Given records:
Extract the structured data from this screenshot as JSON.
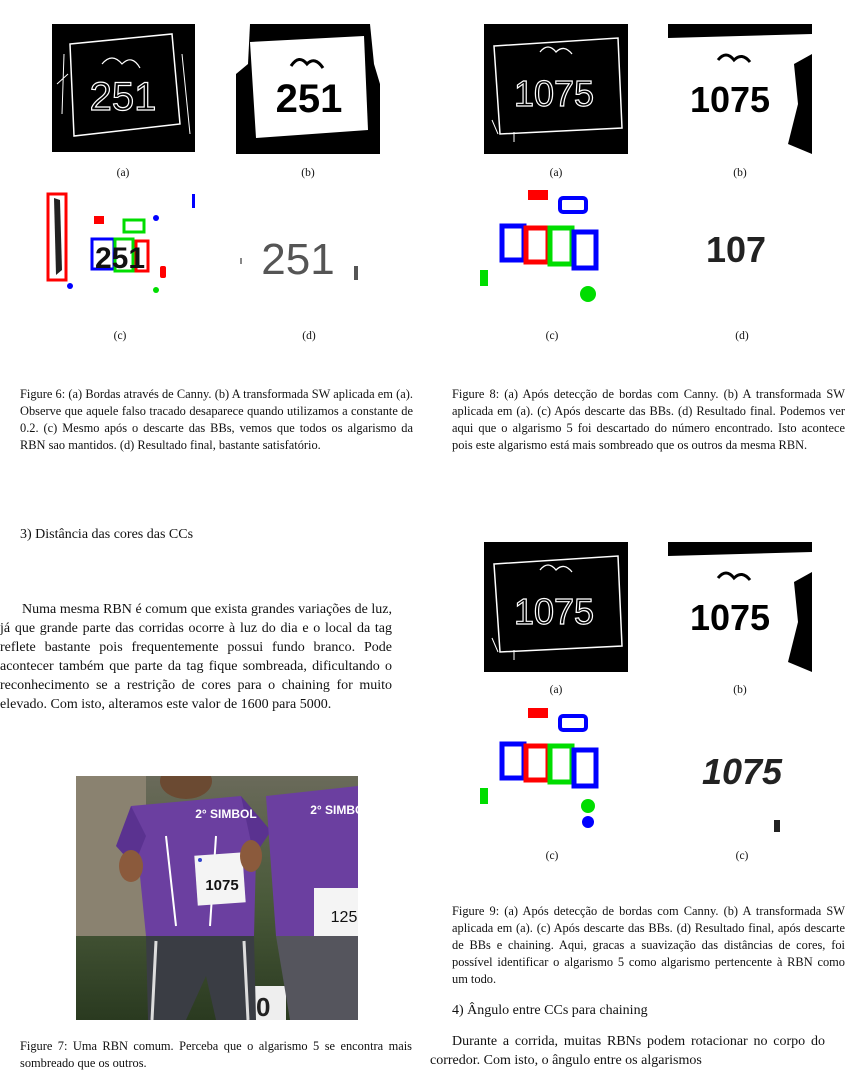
{
  "fig6": {
    "number_text": "251",
    "number_partial": "251",
    "labels": [
      "(a)",
      "(b)",
      "(c)",
      "(d)"
    ],
    "caption": "Figure 6: (a) Bordas através de Canny. (b) A transformada SW aplicada em (a). Observe que aquele falso tracado desaparece quando utilizamos a constante de 0.2. (c) Mesmo após o descarte das BBs, vemos que todos os algarismo da RBN sao mantidos. (d) Resultado final, bastante satisfatório."
  },
  "fig8": {
    "number_text": "1075",
    "number_partial": "107",
    "labels": [
      "(a)",
      "(b)",
      "(c)",
      "(d)"
    ],
    "caption": "Figure 8: (a) Após detecção de bordas com Canny. (b) A transformada SW aplicada em (a). (c) Após descarte das BBs. (d) Resultado final. Podemos ver aqui que o algarismo 5 foi descartado do número encontrado. Isto acontece pois este algarismo está mais sombreado que os outros da mesma RBN."
  },
  "fig9": {
    "number_text": "1075",
    "labels": [
      "(a)",
      "(b)",
      "(c)",
      "(c)"
    ],
    "caption": "Figure 9: (a) Após detecção de bordas com Canny. (b) A transformada SW aplicada em (a). (c) Após descarte das BBs. (d) Resultado final, após descarte de BBs e chaining. Aqui, gracas a suavização das distâncias de cores, foi possível identificar o algarismo 5 como algarismo pertencente à RBN como um todo."
  },
  "fig7": {
    "bib_left": "1075",
    "bib_right": "125",
    "shirt_text": "2° SIMBOL",
    "caption": "Figure 7: Uma RBN comum. Perceba que o algarismo 5 se encontra mais sombreado que os outros."
  },
  "section3": {
    "heading": "3) Distância das cores das CCs",
    "paragraph": "Numa mesma RBN é comum que exista grandes variações de luz, já que grande parte das corridas ocorre à luz do dia e o local da tag reflete bastante pois frequentemente possui fundo branco. Pode acontecer também que parte da tag fique sombreada, dificultando o reconhecimento se a restrição de cores para o chaining for muito elevado. Com isto, alteramos este valor de 1600 para 5000."
  },
  "section4": {
    "heading": "4) Ângulo entre CCs para chaining",
    "paragraph": "Durante a corrida, muitas RBNs podem rotacionar no corpo do corredor. Com isto, o ângulo entre os algarismos"
  },
  "colors": {
    "red": "#ff0000",
    "green": "#00dd00",
    "blue": "#0000ff",
    "purple": "#6b3fa0"
  }
}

Exercise aim: Print each line of the material above exactly, with the pictures removed from your copy.

Output for this task:
Extract the structured data from this screenshot as JSON.
{
  "fig6": {
    "number_text": "251",
    "number_partial": "251",
    "labels": [
      "(a)",
      "(b)",
      "(c)",
      "(d)"
    ],
    "caption": "Figure 6: (a) Bordas através de Canny. (b) A transformada SW aplicada em (a). Observe que aquele falso tracado desaparece quando utilizamos a constante de 0.2. (c) Mesmo após o descarte das BBs, vemos que todos os algarismo da RBN sao mantidos. (d) Resultado final, bastante satisfatório."
  },
  "fig8": {
    "number_text": "1075",
    "number_partial": "107",
    "labels": [
      "(a)",
      "(b)",
      "(c)",
      "(d)"
    ],
    "caption": "Figure 8: (a) Após detecção de bordas com Canny. (b) A transformada SW aplicada em (a). (c) Após descarte das BBs. (d) Resultado final. Podemos ver aqui que o algarismo 5 foi descartado do número encontrado. Isto acontece pois este algarismo está mais sombreado que os outros da mesma RBN."
  },
  "fig9": {
    "number_text": "1075",
    "labels": [
      "(a)",
      "(b)",
      "(c)",
      "(c)"
    ],
    "caption": "Figure 9: (a) Após detecção de bordas com Canny. (b) A transformada SW aplicada em (a). (c) Após descarte das BBs. (d) Resultado final, após descarte de BBs e chaining. Aqui, gracas a suavização das distâncias de cores, foi possível identificar o algarismo 5 como algarismo pertencente à RBN como um todo."
  },
  "fig7": {
    "bib_left": "1075",
    "bib_right": "125",
    "shirt_text": "2° SIMBOL",
    "caption": "Figure 7: Uma RBN comum. Perceba que o algarismo 5 se encontra mais sombreado que os outros."
  },
  "section3": {
    "heading": "3) Distância das cores das CCs",
    "paragraph": "Numa mesma RBN é comum que exista grandes variações de luz, já que grande parte das corridas ocorre à luz do dia e o local da tag reflete bastante pois frequentemente possui fundo branco. Pode acontecer também que parte da tag fique sombreada, dificultando o reconhecimento se a restrição de cores para o chaining for muito elevado. Com isto, alteramos este valor de 1600 para 5000."
  },
  "section4": {
    "heading": "4) Ângulo entre CCs para chaining",
    "paragraph": "Durante a corrida, muitas RBNs podem rotacionar no corpo do corredor. Com isto, o ângulo entre os algarismos"
  },
  "colors": {
    "red": "#ff0000",
    "green": "#00dd00",
    "blue": "#0000ff",
    "purple": "#6b3fa0"
  }
}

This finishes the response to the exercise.